_DOCUMENT EXTRACT_:
- Relief pitcher
- Born: October 17, 1942 (age 83) Philadelphia, Pennsylvania, U.S.
- Batted: RightThrew: Right

MLB debut
- September 22, 1965, for the Minnesota Twins

Last MLB appearance
- May 7, 1968, for the California Angels

MLB statistics
- Win–loss record: 5–8
- Earned run average: 3.07
- Strikeouts: 139
- Stats at Baseball Reference

Teams
- Minnesota Twins (1965–1966); California Angels (1967–1968);

= Pete Cimino =

American baseball player (born 1942)

Peter William Cimino (/sɪˈmiːnoʊ/ sih-MEE-noh; born October 17, 1942) is an American former professional baseball player who played four seasons for the Minnesota Twins and California Angels of Major League Baseball. He once scored 114 points in a high school basketball game and also had 20 strikeouts in one minor league baseball game. During his playing career, Cimino stood at and weighed 195 lbs.

==114-point game==
Cimino was born in Philadelphia. A star athlete at Bristol High School, he was both a pitcher on the baseball team and a forward on the basketball team.

_SUPPLIED MATERIAL_:
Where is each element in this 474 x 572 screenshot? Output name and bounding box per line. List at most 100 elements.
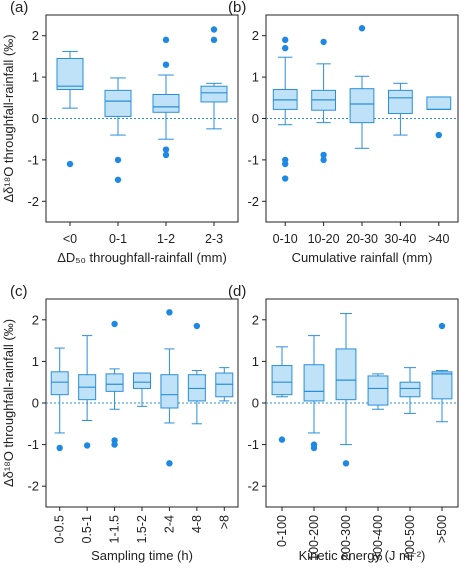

_WORK TO COMPLETE_:
1/ Reproduce the part of the Pete Cimino article starting at "MLB statistics" and ending at "player (born 1942)".
2/ Carry the Pete Cimino article forward from the point where the text stops.
The lines have no role in what is asked here.

_ANSWERS FOR THE TASKS_:
1/
MLB statistics
- Win–loss record: 5–8
- Earned run average: 3.07
- Strikeouts: 139
- Stats at Baseball Reference

Teams
- Minnesota Twins (1965–1966); California Angels (1967–1968);

= Pete Cimino =

American baseball player (born 1942)

2/
Cimino might be best known for scoring 114 points in a high school basketball game on January 22, 1960. The single-game shooting outburst occurred during a 134–86 win over Palisades High School, in a Lower Bucks County League match. In the game, Cimino made 44 of 79 field goal attempts and 26 of 29 free throw attempts. He scored all 69 of his team's second half points. The 114-point total is still a Pennsylvania state record and is also the fourth highest in any United States boys high school game. The 44 field goals made and 79 attempts were both national single-game records at the time.

Afterwards, Cimino said, "All I wanted to do was break the league mark of 62. But the guys on the team kept getting the rebounds and I was able to score a lot on the fast break."

==Baseball career==
Later in 1960, Cimino signed a professional baseball contract with the Washington Senators. He started his career that season as a pitcher for the Class D Wytheville Senators and went 6–2 with a 3.43 earned run average. The next season, he moved up to the Class B Wilson Tobs, of the Carolina League. Cimino didn't have much success in 1961, going just 4–5 with a 5.61 ERA. However, he bounced back in 1962. On April 30, 1962, he tied a Carolina League record by striking out 20 batters in one game. He went 12–13 that season and lowered his ERA to 3.36, while using his "blazing fastball" to record 190 strikeouts in 190 innings.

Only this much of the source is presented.